WRITTEN PROBLEM:
Sift the material for lines containing "Output", and return them.

— Start of RECORDS FOR THE EXERCISE —

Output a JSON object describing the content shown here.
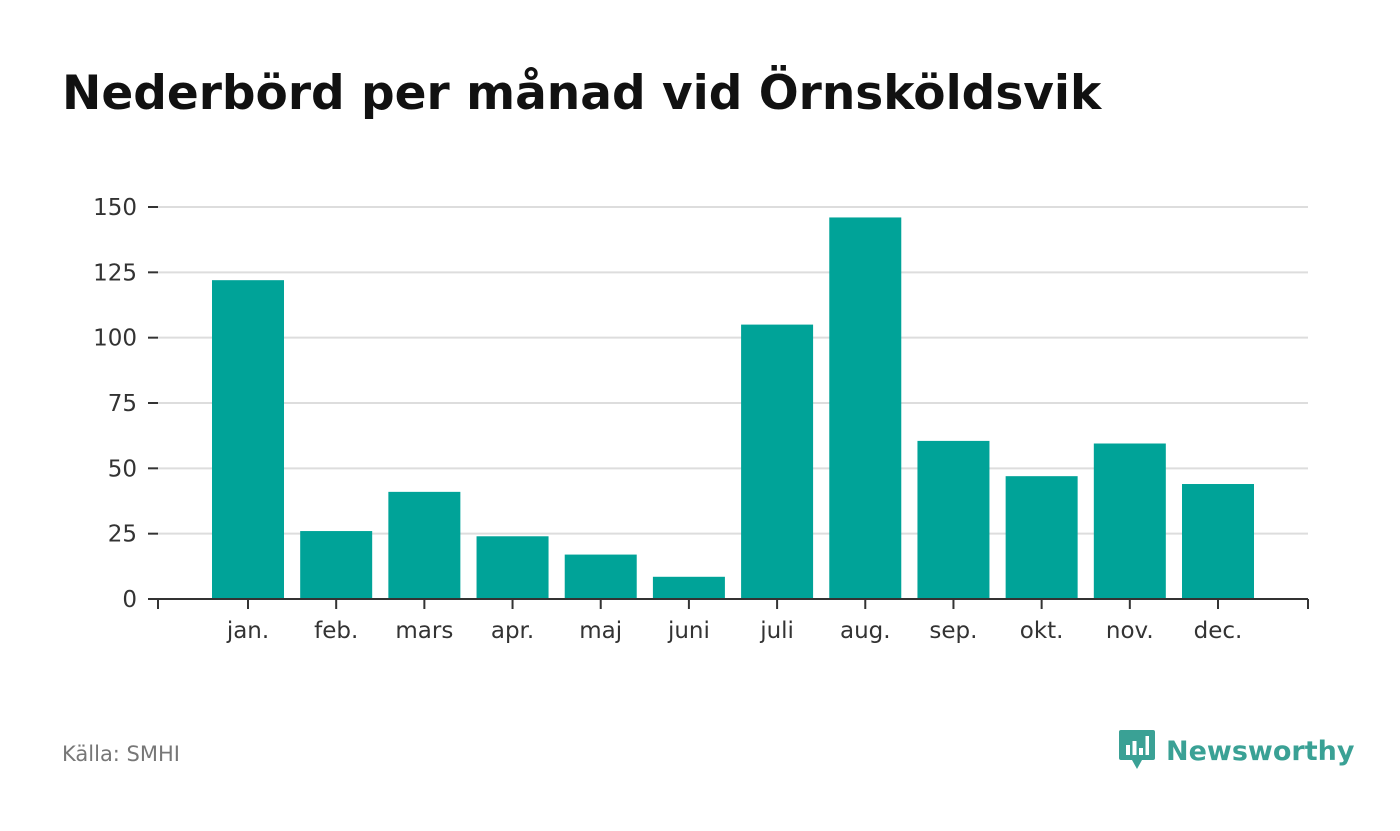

— End of RECORDS FOR THE EXERCISE —
— Start of RECORDS FOR THE EXERCISE —

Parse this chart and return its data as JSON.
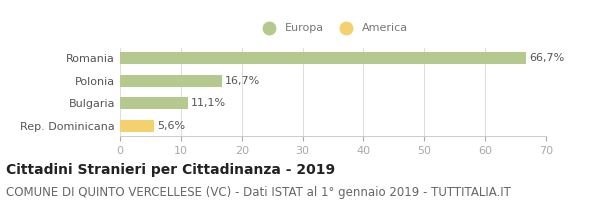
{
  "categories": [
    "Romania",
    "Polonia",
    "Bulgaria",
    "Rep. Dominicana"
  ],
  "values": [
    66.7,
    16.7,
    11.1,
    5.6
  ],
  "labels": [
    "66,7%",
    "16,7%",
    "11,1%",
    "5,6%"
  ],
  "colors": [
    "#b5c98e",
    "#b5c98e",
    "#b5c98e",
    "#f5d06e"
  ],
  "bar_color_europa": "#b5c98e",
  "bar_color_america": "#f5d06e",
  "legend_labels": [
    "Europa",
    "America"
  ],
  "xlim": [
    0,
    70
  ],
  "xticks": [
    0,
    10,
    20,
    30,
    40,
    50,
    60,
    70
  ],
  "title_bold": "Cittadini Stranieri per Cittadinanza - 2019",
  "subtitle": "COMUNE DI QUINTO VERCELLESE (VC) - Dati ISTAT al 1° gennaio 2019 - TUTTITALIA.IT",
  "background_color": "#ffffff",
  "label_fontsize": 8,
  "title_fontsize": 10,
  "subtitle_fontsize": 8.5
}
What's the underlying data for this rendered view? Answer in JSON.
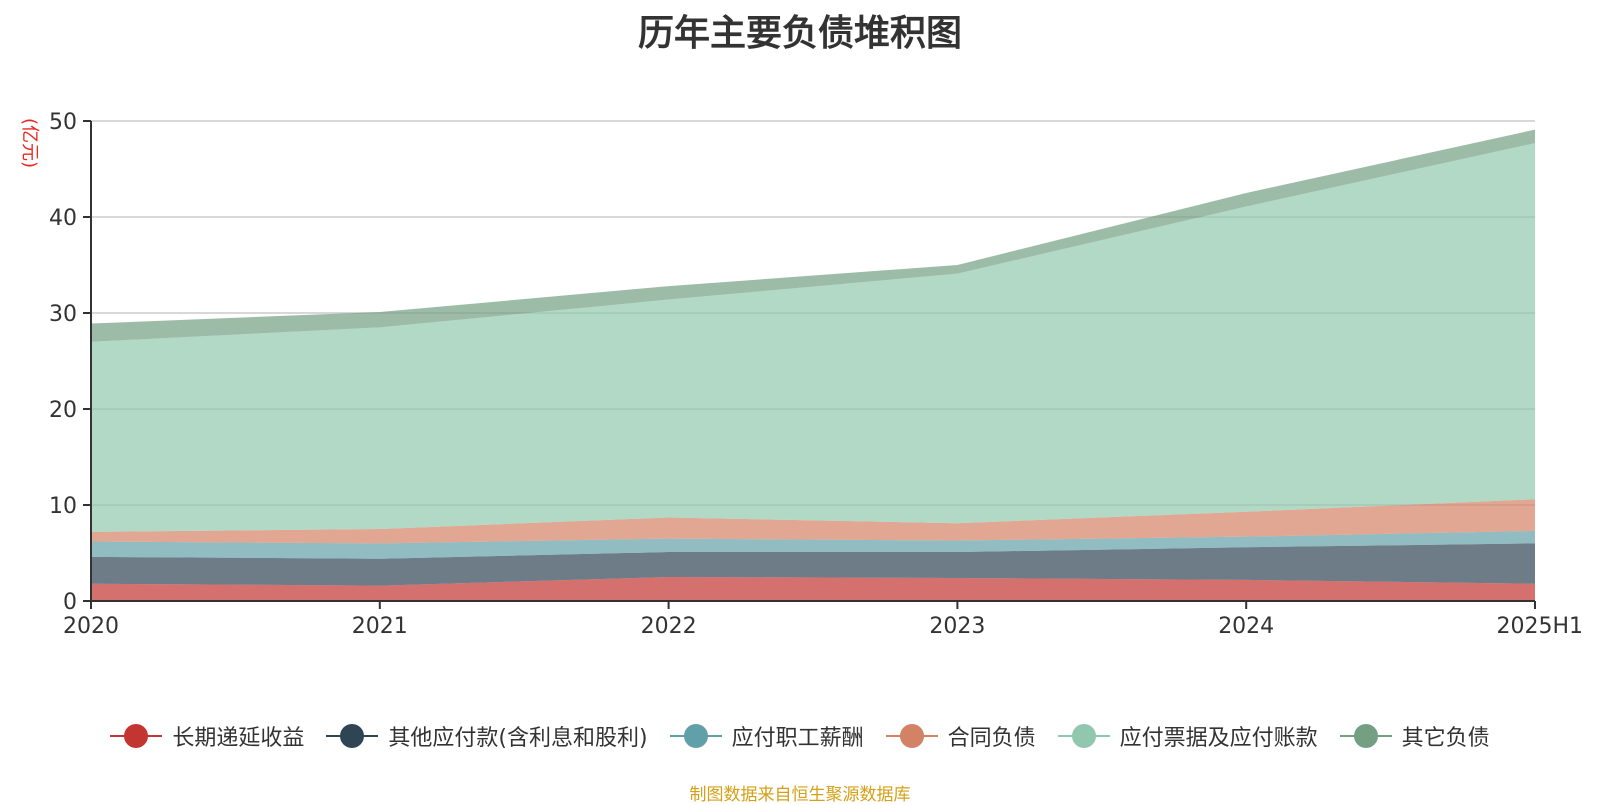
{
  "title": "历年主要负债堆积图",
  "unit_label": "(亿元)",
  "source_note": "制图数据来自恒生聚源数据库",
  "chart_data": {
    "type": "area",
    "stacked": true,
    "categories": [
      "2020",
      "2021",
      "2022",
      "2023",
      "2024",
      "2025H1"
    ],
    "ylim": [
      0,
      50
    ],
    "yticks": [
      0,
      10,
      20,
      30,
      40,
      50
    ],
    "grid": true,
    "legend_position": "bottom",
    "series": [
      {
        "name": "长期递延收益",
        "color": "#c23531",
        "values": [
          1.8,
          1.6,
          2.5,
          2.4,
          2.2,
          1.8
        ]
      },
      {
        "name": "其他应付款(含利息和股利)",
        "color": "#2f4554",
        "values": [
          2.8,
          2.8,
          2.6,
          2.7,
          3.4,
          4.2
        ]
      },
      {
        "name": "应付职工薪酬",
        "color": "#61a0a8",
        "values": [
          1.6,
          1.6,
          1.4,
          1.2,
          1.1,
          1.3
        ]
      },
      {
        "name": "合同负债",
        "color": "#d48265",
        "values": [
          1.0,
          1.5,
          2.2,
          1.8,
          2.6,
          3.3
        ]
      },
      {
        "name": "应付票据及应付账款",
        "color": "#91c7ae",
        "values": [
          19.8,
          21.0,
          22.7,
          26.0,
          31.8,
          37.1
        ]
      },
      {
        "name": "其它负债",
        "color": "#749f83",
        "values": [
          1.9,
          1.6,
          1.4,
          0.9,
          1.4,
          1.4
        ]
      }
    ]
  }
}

— End of RECORDS FOR THE EXERCISE —
— Start of RECORDS FOR THE EXERCISE —

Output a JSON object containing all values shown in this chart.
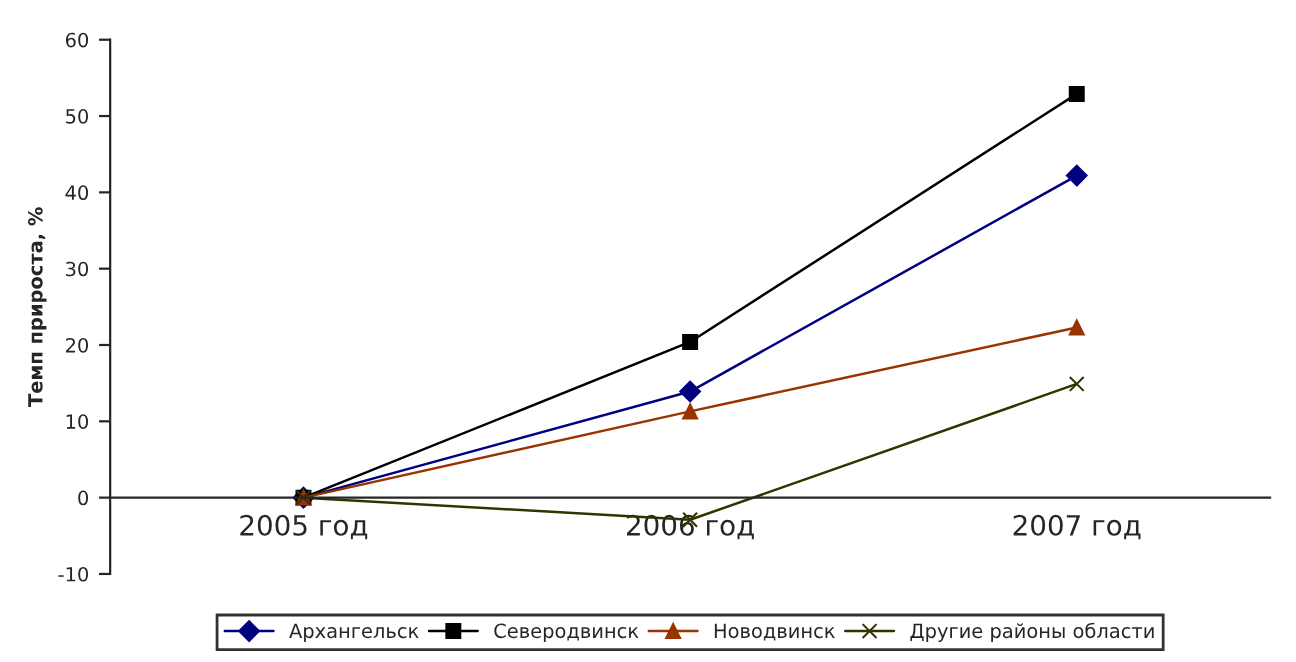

— End of RECORDS FOR THE EXERCISE —

WRITTEN REPLY:
Output a JSON object describing the content shown here.
Output a JSON object containing all values shown in this chart.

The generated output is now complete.